**TO DO**
Rewrite the part of the listing that runs from its start through the line containing "comment-token: //create a method", substituting "myJob" for "myTempJob" and leaving everything else unchanged.

[Stored records]
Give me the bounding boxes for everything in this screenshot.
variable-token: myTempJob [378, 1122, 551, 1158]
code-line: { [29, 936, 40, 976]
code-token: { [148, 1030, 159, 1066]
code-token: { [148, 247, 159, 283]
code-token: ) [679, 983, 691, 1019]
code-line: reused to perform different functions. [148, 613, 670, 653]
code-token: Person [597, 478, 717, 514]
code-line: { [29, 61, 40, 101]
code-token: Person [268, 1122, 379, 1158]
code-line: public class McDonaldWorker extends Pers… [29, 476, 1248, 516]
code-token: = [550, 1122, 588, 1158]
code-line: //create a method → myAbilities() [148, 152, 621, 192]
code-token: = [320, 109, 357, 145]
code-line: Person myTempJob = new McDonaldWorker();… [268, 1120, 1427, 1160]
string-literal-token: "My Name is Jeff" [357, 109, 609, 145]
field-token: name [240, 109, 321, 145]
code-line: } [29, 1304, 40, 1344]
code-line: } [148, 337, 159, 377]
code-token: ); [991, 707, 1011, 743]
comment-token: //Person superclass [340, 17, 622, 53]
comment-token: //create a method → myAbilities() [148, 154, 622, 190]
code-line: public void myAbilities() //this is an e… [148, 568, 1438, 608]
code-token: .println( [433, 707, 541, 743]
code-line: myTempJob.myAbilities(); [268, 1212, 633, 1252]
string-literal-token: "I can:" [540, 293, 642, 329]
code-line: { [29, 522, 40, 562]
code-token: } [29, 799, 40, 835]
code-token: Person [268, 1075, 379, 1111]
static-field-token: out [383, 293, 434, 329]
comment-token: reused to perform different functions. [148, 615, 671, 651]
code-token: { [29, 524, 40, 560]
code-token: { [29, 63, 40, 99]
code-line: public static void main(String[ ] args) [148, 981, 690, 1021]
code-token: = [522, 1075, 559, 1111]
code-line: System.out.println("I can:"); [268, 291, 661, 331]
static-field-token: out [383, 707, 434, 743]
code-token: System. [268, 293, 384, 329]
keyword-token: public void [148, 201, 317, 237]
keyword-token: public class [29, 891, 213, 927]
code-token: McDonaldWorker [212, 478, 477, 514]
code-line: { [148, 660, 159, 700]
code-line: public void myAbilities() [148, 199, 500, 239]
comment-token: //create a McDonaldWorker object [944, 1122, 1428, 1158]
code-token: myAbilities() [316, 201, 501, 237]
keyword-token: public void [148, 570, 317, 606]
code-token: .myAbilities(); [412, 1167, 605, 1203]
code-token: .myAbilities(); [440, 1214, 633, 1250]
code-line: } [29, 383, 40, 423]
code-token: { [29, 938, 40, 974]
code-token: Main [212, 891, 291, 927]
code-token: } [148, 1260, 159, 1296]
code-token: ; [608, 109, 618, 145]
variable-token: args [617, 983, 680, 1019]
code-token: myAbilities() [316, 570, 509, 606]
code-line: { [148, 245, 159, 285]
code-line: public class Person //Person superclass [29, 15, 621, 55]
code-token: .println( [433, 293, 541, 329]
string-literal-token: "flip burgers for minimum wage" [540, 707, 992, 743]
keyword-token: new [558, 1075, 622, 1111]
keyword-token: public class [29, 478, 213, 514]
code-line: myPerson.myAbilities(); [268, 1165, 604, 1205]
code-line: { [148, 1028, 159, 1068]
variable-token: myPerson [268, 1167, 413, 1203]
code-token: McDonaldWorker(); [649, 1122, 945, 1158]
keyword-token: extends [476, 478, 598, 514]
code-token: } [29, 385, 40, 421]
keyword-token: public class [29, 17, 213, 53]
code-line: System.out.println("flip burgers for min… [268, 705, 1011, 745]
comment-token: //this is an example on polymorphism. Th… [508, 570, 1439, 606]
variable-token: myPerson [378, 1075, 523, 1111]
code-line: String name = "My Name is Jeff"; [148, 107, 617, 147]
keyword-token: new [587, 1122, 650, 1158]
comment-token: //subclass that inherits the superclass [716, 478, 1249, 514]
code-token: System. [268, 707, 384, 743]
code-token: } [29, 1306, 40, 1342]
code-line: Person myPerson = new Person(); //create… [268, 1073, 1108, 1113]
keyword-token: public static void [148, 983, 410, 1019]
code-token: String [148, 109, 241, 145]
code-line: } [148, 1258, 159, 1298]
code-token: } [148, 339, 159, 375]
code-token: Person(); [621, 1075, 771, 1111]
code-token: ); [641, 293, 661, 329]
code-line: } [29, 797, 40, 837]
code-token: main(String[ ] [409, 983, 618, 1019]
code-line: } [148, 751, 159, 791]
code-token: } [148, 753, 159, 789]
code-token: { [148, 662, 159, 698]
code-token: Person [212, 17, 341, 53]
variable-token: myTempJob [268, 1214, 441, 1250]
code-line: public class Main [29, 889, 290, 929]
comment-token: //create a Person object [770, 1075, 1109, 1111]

**RESULT OF THIS EXERCISE**
Give me the bounding boxes for everything in this screenshot.
variable-token: myJob [378, 1122, 551, 1158]
code-line: { [29, 936, 40, 976]
code-token: { [148, 1030, 159, 1066]
code-token: { [148, 247, 159, 283]
code-token: ) [679, 983, 691, 1019]
code-line: reused to perform different functions. [148, 613, 670, 653]
code-token: Person [597, 478, 717, 514]
code-line: { [29, 61, 40, 101]
code-token: Person [268, 1122, 379, 1158]
code-line: public class McDonaldWorker extends Pers… [29, 476, 1248, 516]
code-token: = [550, 1122, 588, 1158]
code-line: //create a method → myAbilities() [148, 152, 621, 192]
code-token: = [320, 109, 357, 145]
code-line: Person myJob = new McDonaldWorker();… [268, 1120, 1427, 1160]
string-literal-token: "My Name is Jeff" [357, 109, 609, 145]
field-token: name [240, 109, 321, 145]
code-line: } [29, 1304, 40, 1344]
code-line: } [148, 337, 159, 377]
code-token: ); [991, 707, 1011, 743]
comment-token: //Person superclass [340, 17, 622, 53]
comment-token: //create a method → myAbilities() [148, 154, 622, 190]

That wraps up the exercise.